# Data for processing start

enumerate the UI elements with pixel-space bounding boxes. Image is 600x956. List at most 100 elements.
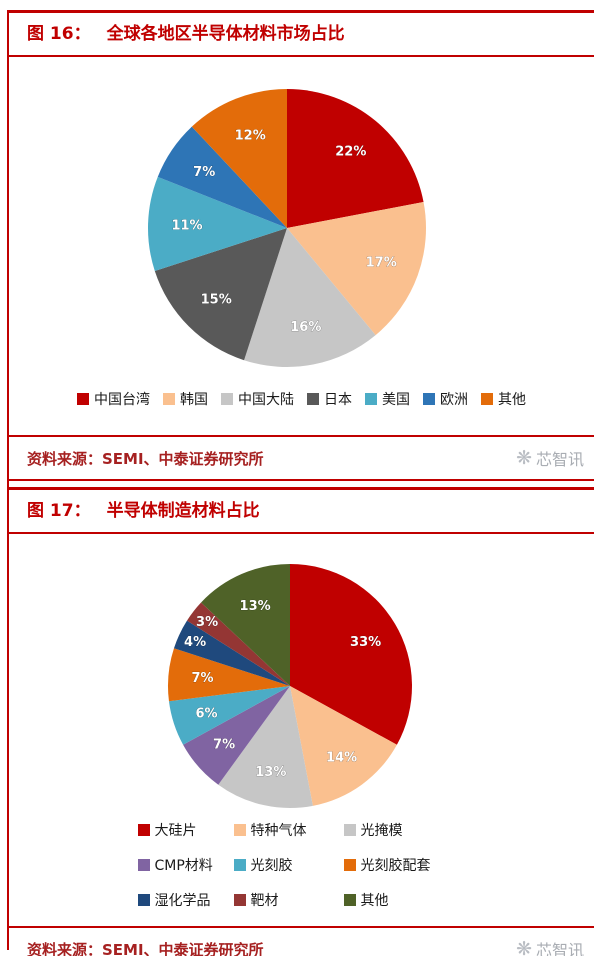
pie-data-label-日本: 15% [201,292,232,307]
figure-17-title: 半导体制造材料占比 [106,501,260,521]
legend-label: 美国 [382,392,410,408]
pie-slice-中国大陆 [244,228,376,368]
legend-swatch-icon [137,894,150,906]
legend-item-其他: 其他 [343,890,466,910]
legend-label: 中国大陆 [238,392,294,408]
pie-chart-material-share: 33% 14% 13% 7% 6% 7% 4% 3% 13% [167,564,412,809]
source-text: 资料来源：SEMI、中泰证券研究所 [27,449,264,468]
figure-16-label: 图 16： [27,24,91,44]
legend-swatch-icon [365,393,377,405]
figure-16-title: 全球各地区半导体材料市场占比 [106,24,345,44]
pie-data-label-光刻胶: 6% [195,707,217,722]
watermark-logo-icon: ❋ [516,937,532,956]
legend-swatch-icon [423,393,435,405]
legend-label: 欧洲 [440,392,468,408]
figure-16-source-row: 资料来源：SEMI、中泰证券研究所 ❋ 芯智讯 [9,435,594,481]
legend-swatch-icon [343,894,356,906]
pie-slice-中国台湾 [287,89,424,228]
watermark-logo-icon: ❋ [516,446,532,469]
legend-swatch-icon [343,859,356,871]
pie-slice-美国 [147,176,287,271]
pie-slice-其他 [201,564,290,686]
figure-17-legend: 大硅片 特种气体 光掩模 CMP材料 光刻胶 光刻胶配套湿化学品 靶材 其他 [9,820,594,910]
figure-16-header: 图 16： 全球各地区半导体材料市场占比 [9,10,594,57]
watermark-text: 芯智讯 [535,941,584,956]
legend-label: 大硅片 [154,823,197,839]
legend-swatch-icon [77,393,89,405]
pie-slice-大硅片 [290,564,412,745]
legend-label: 其他 [360,893,389,909]
legend-label: 日本 [324,392,352,408]
figure-16-legend: 中国台湾 韩国 中国大陆 日本 美国 欧洲 其他 [9,389,594,409]
legend-swatch-icon [137,824,150,836]
legend-item-靶材: 靶材 [233,890,344,910]
legend-item-湿化学品: 湿化学品 [137,890,234,910]
pie-slice-湿化学品 [173,620,290,686]
pie-data-label-美国: 11% [171,218,202,233]
legend-swatch-icon [233,859,246,871]
pie-data-label-光刻胶配套: 7% [191,671,213,686]
legend-item-特种气体: 特种气体 [233,820,344,840]
pie-data-label-CMP材料: 7% [213,738,235,753]
legend-item-CMP材料: CMP材料 [137,855,234,875]
legend-label: 特种气体 [250,823,307,839]
figure-17: 图 17： 半导体制造材料占比 33% 14% 13% 7% 6% 7% 4% 3% 13% 大硅… [9,487,594,956]
legend-item-欧洲: 欧洲 [423,389,468,409]
watermark: ❋ 芯智讯 [516,446,584,470]
legend-label: 光刻胶 [250,858,293,874]
pie-data-label-其他: 12% [235,128,266,143]
legend-item-中国大陆: 中国大陆 [221,389,294,409]
pie-slice-日本 [154,228,287,361]
pie-data-label-其他: 13% [240,599,271,614]
legend-label: 韩国 [180,392,208,408]
watermark-text: 芯智讯 [535,450,584,469]
legend-item-其他: 其他 [481,389,526,409]
pie-slice-其他 [191,89,287,228]
legend-swatch-icon [221,393,233,405]
legend-swatch-icon [137,859,150,871]
pie-data-label-中国大陆: 16% [290,320,321,335]
legend-label: 中国台湾 [94,392,150,408]
figure-17-label: 图 17： [27,501,91,521]
pie-data-label-大硅片: 33% [350,635,381,650]
pie-slice-光掩模 [218,686,313,809]
watermark: ❋ 芯智讯 [516,937,584,956]
legend-label: CMP材料 [154,858,213,874]
legend-item-美国: 美国 [365,389,410,409]
legend-swatch-icon [343,824,356,836]
pie-slice-靶材 [186,602,290,686]
legend-swatch-icon [481,393,493,405]
legend-label: 湿化学品 [154,893,211,909]
figure-17-source-row: 资料来源：SEMI、中泰证券研究所 ❋ 芯智讯 [9,926,594,956]
pie-data-label-韩国: 17% [366,255,397,270]
pie-slice-CMP材料 [183,686,290,785]
left-red-rule [7,10,9,950]
pie-data-label-湿化学品: 4% [184,635,206,650]
legend-item-日本: 日本 [307,389,352,409]
legend-label: 靶材 [250,893,279,909]
legend-swatch-icon [233,894,246,906]
pie-slice-韩国 [287,201,427,336]
legend-item-光刻胶: 光刻胶 [233,855,344,875]
pie-chart-region-share: 22% 17% 16% 15% 11% 7% 12% [147,89,427,368]
figure-16: 图 16： 全球各地区半导体材料市场占比 22% 17% 16% 15% 11% 7% 12%… [9,10,594,481]
legend-swatch-icon [163,393,175,405]
legend-item-韩国: 韩国 [163,389,208,409]
pie-data-label-中国台湾: 22% [335,144,366,159]
legend-label: 光刻胶配套 [360,858,431,874]
pie-slice-光刻胶 [168,686,290,745]
legend-item-中国台湾: 中国台湾 [77,389,150,409]
figure-17-chart-area: 33% 14% 13% 7% 6% 7% 4% 3% 13% [9,534,594,814]
pie-data-label-特种气体: 14% [326,751,357,766]
legend-item-光掩模: 光掩模 [343,820,466,840]
source-text: 资料来源：SEMI、中泰证券研究所 [27,940,264,956]
pie-data-label-光掩模: 13% [255,765,286,780]
pie-data-label-靶材: 3% [196,615,218,630]
figure-16-chart-area: 22% 17% 16% 15% 11% 7% 12% [9,57,594,387]
legend-swatch-icon [233,824,246,836]
legend-item-大硅片: 大硅片 [137,820,234,840]
legend-swatch-icon [307,393,319,405]
legend-label: 光掩模 [360,823,403,839]
legend-item-光刻胶配套: 光刻胶配套 [343,855,466,875]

# Data for processing end

Task goal: Return the items above word for word, leaving out the pictures.

Exercise answer:
enumerate the UI elements with pixel-space bounding boxes. Image is 600x956. List at most 100 elements.
pie-data-label-日本: 15% [201,292,232,307]
figure-17-title: 半导体制造材料占比 [106,501,260,521]
legend-label: 美国 [382,392,410,408]
pie-slice-中国大陆 [244,228,376,368]
legend-swatch-icon [137,894,150,906]
legend-item-其他: 其他 [343,890,466,910]
legend-label: 中国大陆 [238,392,294,408]
pie-chart-material-share: 33% 14% 13% 7% 6% 7% 4% 3% 13% [167,564,412,809]
source-text: 资料来源：SEMI、中泰证券研究所 [27,449,264,468]
figure-16-label: 图 16： [27,24,91,44]
legend-swatch-icon [365,393,377,405]
figure-16-title: 全球各地区半导体材料市场占比 [106,24,345,44]
pie-data-label-光刻胶: 6% [195,707,217,722]
watermark-logo-icon: ❋ [516,937,532,956]
legend-swatch-icon [423,393,435,405]
legend-label: 欧洲 [440,392,468,408]
figure-16-source-row: 资料来源：SEMI、中泰证券研究所 ❋ 芯智讯 [9,435,594,481]
legend-swatch-icon [343,894,356,906]
pie-slice-中国台湾 [287,89,424,228]
watermark-logo-icon: ❋ [516,446,532,469]
legend-swatch-icon [343,859,356,871]
pie-slice-美国 [147,176,287,271]
pie-slice-其他 [201,564,290,686]
figure-17-legend: 大硅片 特种气体 光掩模 CMP材料 光刻胶 光刻胶配套湿化学品 靶材 其他 [9,820,594,910]
figure-16-header: 图 16： 全球各地区半导体材料市场占比 [9,10,594,57]
watermark-text: 芯智讯 [535,941,584,956]
legend-label: 大硅片 [154,823,197,839]
legend-swatch-icon [77,393,89,405]
pie-slice-大硅片 [290,564,412,745]
legend-label: 其他 [360,893,389,909]
legend-label: 日本 [324,392,352,408]
figure-16-legend: 中国台湾 韩国 中国大陆 日本 美国 欧洲 其他 [9,389,594,409]
legend-swatch-icon [137,824,150,836]
legend-item-靶材: 靶材 [233,890,344,910]
legend-item-湿化学品: 湿化学品 [137,890,234,910]
pie-slice-湿化学品 [173,620,290,686]
pie-data-label-美国: 11% [171,218,202,233]
legend-swatch-icon [233,859,246,871]
pie-data-label-光刻胶配套: 7% [191,671,213,686]
legend-item-特种气体: 特种气体 [233,820,344,840]
pie-data-label-CMP材料: 7% [213,738,235,753]
legend-item-CMP材料: CMP材料 [137,855,234,875]
legend-label: 特种气体 [250,823,307,839]
figure-17: 图 17： 半导体制造材料占比 33% 14% 13% 7% 6% 7% 4% 3% 13% 大硅… [9,487,594,956]
legend-item-欧洲: 欧洲 [423,389,468,409]
watermark: ❋ 芯智讯 [516,446,584,470]
legend-label: 光刻胶 [250,858,293,874]
pie-data-label-其他: 12% [235,128,266,143]
legend-item-中国大陆: 中国大陆 [221,389,294,409]
pie-slice-日本 [154,228,287,361]
pie-data-label-其他: 13% [240,599,271,614]
legend-label: 韩国 [180,392,208,408]
watermark-text: 芯智讯 [535,450,584,469]
legend-item-其他: 其他 [481,389,526,409]
pie-slice-其他 [191,89,287,228]
legend-swatch-icon [221,393,233,405]
legend-swatch-icon [137,859,150,871]
pie-data-label-中国大陆: 16% [290,320,321,335]
legend-label: 中国台湾 [94,392,150,408]
figure-17-label: 图 17： [27,501,91,521]
pie-data-label-大硅片: 33% [350,635,381,650]
pie-slice-光掩模 [218,686,313,809]
watermark: ❋ 芯智讯 [516,937,584,956]
legend-label: CMP材料 [154,858,213,874]
legend-item-美国: 美国 [365,389,410,409]
legend-swatch-icon [343,824,356,836]
pie-slice-靶材 [186,602,290,686]
legend-swatch-icon [481,393,493,405]
legend-label: 湿化学品 [154,893,211,909]
figure-17-source-row: 资料来源：SEMI、中泰证券研究所 ❋ 芯智讯 [9,926,594,956]
pie-data-label-韩国: 17% [366,255,397,270]
pie-slice-CMP材料 [183,686,290,785]
left-red-rule [7,10,9,950]
pie-data-label-湿化学品: 4% [184,635,206,650]
legend-item-日本: 日本 [307,389,352,409]
legend-label: 靶材 [250,893,279,909]
legend-swatch-icon [233,894,246,906]
pie-slice-韩国 [287,201,427,336]
legend-item-光刻胶: 光刻胶 [233,855,344,875]
pie-chart-region-share: 22% 17% 16% 15% 11% 7% 12% [147,89,427,368]
figure-16: 图 16： 全球各地区半导体材料市场占比 22% 17% 16% 15% 11% 7% 12%… [9,10,594,481]
legend-swatch-icon [163,393,175,405]
legend-item-韩国: 韩国 [163,389,208,409]
pie-data-label-中国台湾: 22% [335,144,366,159]
legend-label: 光刻胶配套 [360,858,431,874]
pie-slice-光刻胶 [168,686,290,745]
legend-item-中国台湾: 中国台湾 [77,389,150,409]
figure-17-chart-area: 33% 14% 13% 7% 6% 7% 4% 3% 13% [9,534,594,814]
pie-data-label-特种气体: 14% [326,751,357,766]
legend-item-光掩模: 光掩模 [343,820,466,840]
source-text: 资料来源：SEMI、中泰证券研究所 [27,940,264,956]
pie-data-label-光掩模: 13% [255,765,286,780]
pie-data-label-靶材: 3% [196,615,218,630]
figure-16-chart-area: 22% 17% 16% 15% 11% 7% 12% [9,57,594,387]
legend-swatch-icon [233,824,246,836]
legend-item-大硅片: 大硅片 [137,820,234,840]
legend-swatch-icon [307,393,319,405]
legend-label: 光掩模 [360,823,403,839]
legend-item-光刻胶配套: 光刻胶配套 [343,855,466,875]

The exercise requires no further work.